_What you have to do:_
Each entry in the listing below should be restated word for word.

Lines of data
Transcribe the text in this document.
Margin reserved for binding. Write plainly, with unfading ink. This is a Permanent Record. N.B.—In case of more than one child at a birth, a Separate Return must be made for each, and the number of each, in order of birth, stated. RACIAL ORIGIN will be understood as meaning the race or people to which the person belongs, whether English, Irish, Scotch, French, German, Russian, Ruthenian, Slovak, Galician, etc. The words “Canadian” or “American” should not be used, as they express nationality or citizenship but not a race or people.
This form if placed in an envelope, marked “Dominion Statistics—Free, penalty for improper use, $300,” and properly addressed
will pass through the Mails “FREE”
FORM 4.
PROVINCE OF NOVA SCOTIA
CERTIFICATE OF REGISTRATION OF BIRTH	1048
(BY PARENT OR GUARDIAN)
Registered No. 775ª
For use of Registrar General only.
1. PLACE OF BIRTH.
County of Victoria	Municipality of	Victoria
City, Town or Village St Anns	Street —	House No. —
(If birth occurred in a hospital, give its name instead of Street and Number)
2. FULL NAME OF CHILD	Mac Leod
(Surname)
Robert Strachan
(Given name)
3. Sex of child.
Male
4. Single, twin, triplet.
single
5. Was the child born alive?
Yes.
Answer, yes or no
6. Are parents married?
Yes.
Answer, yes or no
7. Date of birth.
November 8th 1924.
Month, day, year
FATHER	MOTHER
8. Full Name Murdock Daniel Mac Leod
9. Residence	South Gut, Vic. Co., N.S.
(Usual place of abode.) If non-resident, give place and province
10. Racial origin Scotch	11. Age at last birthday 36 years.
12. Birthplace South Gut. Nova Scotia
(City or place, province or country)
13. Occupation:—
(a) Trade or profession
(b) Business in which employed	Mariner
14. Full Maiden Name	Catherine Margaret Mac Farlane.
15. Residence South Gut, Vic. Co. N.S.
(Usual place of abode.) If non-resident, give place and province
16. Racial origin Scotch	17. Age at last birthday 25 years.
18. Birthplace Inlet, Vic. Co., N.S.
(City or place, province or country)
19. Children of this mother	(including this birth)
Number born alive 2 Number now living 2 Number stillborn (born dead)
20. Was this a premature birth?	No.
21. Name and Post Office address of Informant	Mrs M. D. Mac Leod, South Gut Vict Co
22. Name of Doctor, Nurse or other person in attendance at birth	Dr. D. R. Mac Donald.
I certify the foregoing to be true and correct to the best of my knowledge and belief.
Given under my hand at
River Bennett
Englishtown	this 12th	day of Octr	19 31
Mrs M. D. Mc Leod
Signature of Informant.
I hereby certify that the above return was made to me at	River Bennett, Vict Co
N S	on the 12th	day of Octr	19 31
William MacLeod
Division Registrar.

_Solution for this task:_
Transcribe the text in this document.
Margin reserved for binding. Write plainly, with unfading ink. This is a Permanent Record. N.B.—In case of more than one child at a birth, a Separate Return must be made for each, and the number of each, in order of birth, stated. RACIAL ORIGIN will be understood as meaning the race or people to which the person belongs, whether English, Irish, Scotch, French, German, Russian, Ruthenian, Slovak, Galician, etc. The words “Canadian” or “American” should not be used, as they express nationality or citizenship but not a race or people.
This form if placed in an envelope, marked “Dominion Statistics—Free, penalty for improper use, $300,” and properly addressed
will pass through the Mails “FREE”
FORM 4.
PROVINCE OF NOVA SCOTIA
CERTIFICATE OF REGISTRATION OF BIRTH	1048
(BY PARENT OR GUARDIAN)
Registered No. 775ª
For use of Registrar General only.
1. PLACE OF BIRTH.
County of Victoria	Municipality of	Victoria
City, Town or Village St Anns	Street —	House No. —
(If birth occurred in a hospital, give its name instead of Street and Number)
2. FULL NAME OF CHILD	Mac Leod
(Surname)
Robert Strachan
(Given name)
3. Sex of child.
Male
4. Single, twin, triplet.
single
5. Was the child born alive?
Yes.
Answer, yes or no
6. Are parents married?
Yes.
Answer, yes or no
7. Date of birth.
November 8th 1924.
Month, day, year
FATHER	MOTHER
8. Full Name Murdock Daniel Mac Leod
9. Residence	South Gut, Vic. Co., N.S.
(Usual place of abode.) If non-resident, give place and province
10. Racial origin Scotch	11. Age at last birthday 36 years.
12. Birthplace South Gut. Nova Scotia
(City or place, province or country)
13. Occupation:—
(a) Trade or profession
(b) Business in which employed	Mariner
14. Full Maiden Name	Catherine Margaret Mac Farlane.
15. Residence South Gut, Vic. Co. N.S.
(Usual place of abode.) If non-resident, give place and province
16. Racial origin Scotch	17. Age at last birthday 25 years.
18. Birthplace Inlet, Vic. Co., N.S.
(City or place, province or country)
19. Children of this mother	(including this birth)
Number born alive 2 Number now living 2 Number stillborn (born dead)
20. Was this a premature birth?	No.
21. Name and Post Office address of Informant	Mrs M. D. Mac Leod, South Gut Vict Co
22. Name of Doctor, Nurse or other person in attendance at birth	Dr. D. R. Mac Donald.
I certify the foregoing to be true and correct to the best of my knowledge and belief.
Given under my hand at
River Bennett
Englishtown	this 12th	day of Octr	19 31
Mrs M. D. Mc Leod
Signature of Informant.
I hereby certify that the above return was made to me at	River Bennett, Vict Co
N S	on the 12th	day of Octr	19 31
William MacLeod
Division Registrar.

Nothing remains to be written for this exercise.